→ Your task
Copy the data exactly as it appears, and do not include any pictures.

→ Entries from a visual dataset
::::::

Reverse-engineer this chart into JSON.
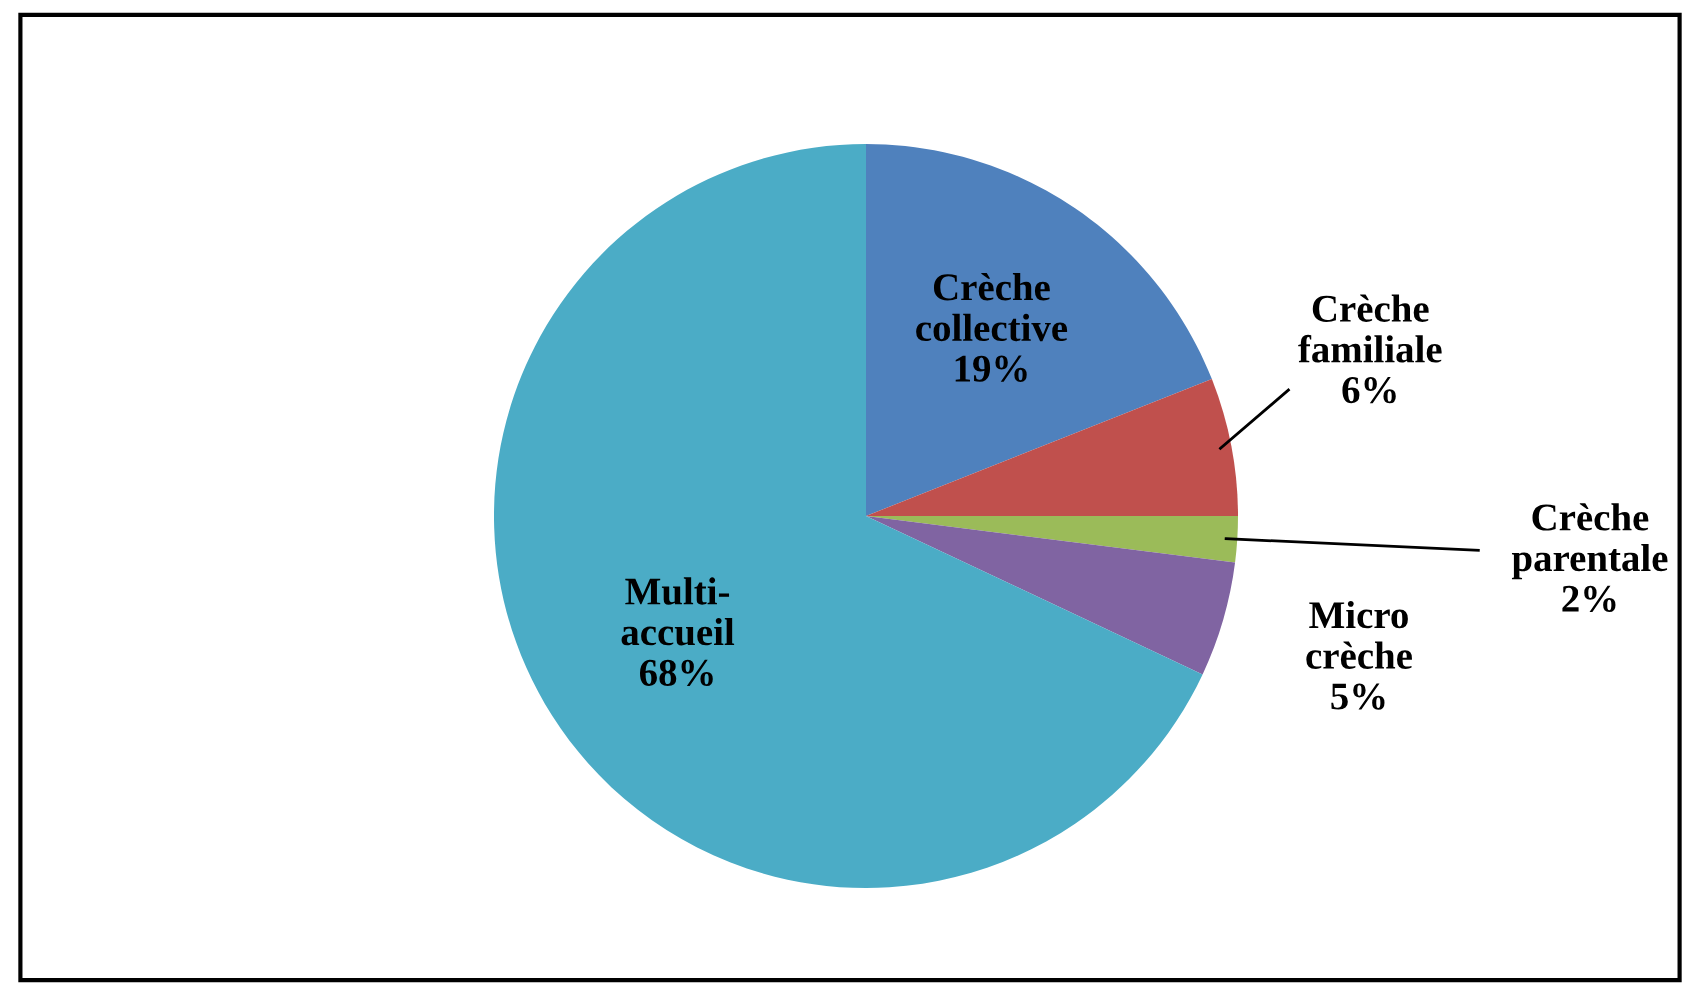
{
  "chart_data": {
    "type": "pie",
    "categories": [
      "Crèche collective",
      "Crèche familiale",
      "Crèche parentale",
      "Micro crèche",
      "Multi-accueil"
    ],
    "values": [
      19,
      6,
      2,
      5,
      68
    ],
    "value_labels": [
      "19%",
      "6%",
      "2%",
      "5%",
      "68%"
    ],
    "colors": [
      "#4f81bd",
      "#c0504d",
      "#9bbb59",
      "#8064a2",
      "#4bacc6"
    ],
    "legend": false
  }
}
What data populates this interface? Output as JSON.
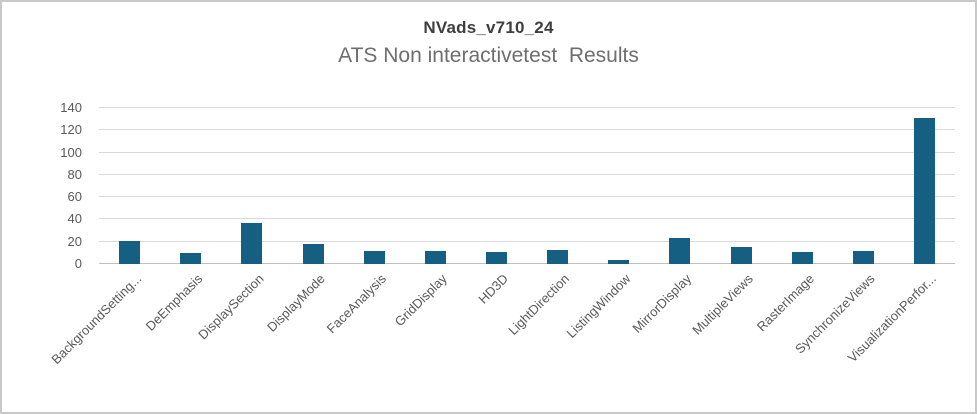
{
  "chart_data": {
    "type": "bar",
    "title": "NVads_v710_24",
    "subtitle": "ATS Non interactivetest  Results",
    "categories": [
      "BackgroundSetting...",
      "DeEmphasis",
      "DisplaySection",
      "DisplayMode",
      "FaceAnalysis",
      "GridDisplay",
      "HD3D",
      "LightDirection",
      "ListingWindow",
      "MirrorDisplay",
      "MultipleViews",
      "RasterImage",
      "SynchronizeViews",
      "VisualizationPerfor..."
    ],
    "values": [
      21,
      10,
      37,
      18,
      12,
      12,
      11,
      13,
      4,
      23,
      15,
      11,
      12,
      131
    ],
    "xlabel": "",
    "ylabel": "",
    "ylim": [
      0,
      140
    ],
    "yticks": [
      0,
      20,
      40,
      60,
      80,
      100,
      120,
      140
    ],
    "grid": "horizontal",
    "legend": "none",
    "bar_color": "#156082"
  },
  "colors": {
    "bar": "#156082",
    "gridline": "#d9d9d9",
    "axis_line": "#c0c0c0",
    "tick_label": "#595959",
    "title": "#3f3f3f",
    "subtitle": "#6e6e6e",
    "frame_border": "#c9c9c9",
    "background": "#ffffff"
  }
}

::::::

→ Result of the exercise
Reverse-engineer this chart into JSON.
{
  "chart_data": {
    "type": "pie",
    "categories": [
      "Crèche collective",
      "Crèche familiale",
      "Crèche parentale",
      "Micro crèche",
      "Multi-accueil"
    ],
    "values": [
      19,
      6,
      2,
      5,
      68
    ],
    "value_labels": [
      "19%",
      "6%",
      "2%",
      "5%",
      "68%"
    ],
    "colors": [
      "#4f81bd",
      "#c0504d",
      "#9bbb59",
      "#8064a2",
      "#4bacc6"
    ],
    "legend": false
  }
}
What data populates this interface? Output as JSON.
{
  "chart_data": {
    "type": "bar",
    "title": "NVads_v710_24",
    "subtitle": "ATS Non interactivetest  Results",
    "categories": [
      "BackgroundSetting...",
      "DeEmphasis",
      "DisplaySection",
      "DisplayMode",
      "FaceAnalysis",
      "GridDisplay",
      "HD3D",
      "LightDirection",
      "ListingWindow",
      "MirrorDisplay",
      "MultipleViews",
      "RasterImage",
      "SynchronizeViews",
      "VisualizationPerfor..."
    ],
    "values": [
      21,
      10,
      37,
      18,
      12,
      12,
      11,
      13,
      4,
      23,
      15,
      11,
      12,
      131
    ],
    "xlabel": "",
    "ylabel": "",
    "ylim": [
      0,
      140
    ],
    "yticks": [
      0,
      20,
      40,
      60,
      80,
      100,
      120,
      140
    ],
    "grid": "horizontal",
    "legend": "none",
    "bar_color": "#156082"
  },
  "colors": {
    "bar": "#156082",
    "gridline": "#d9d9d9",
    "axis_line": "#c0c0c0",
    "tick_label": "#595959",
    "title": "#3f3f3f",
    "subtitle": "#6e6e6e",
    "frame_border": "#c9c9c9",
    "background": "#ffffff"
  }
}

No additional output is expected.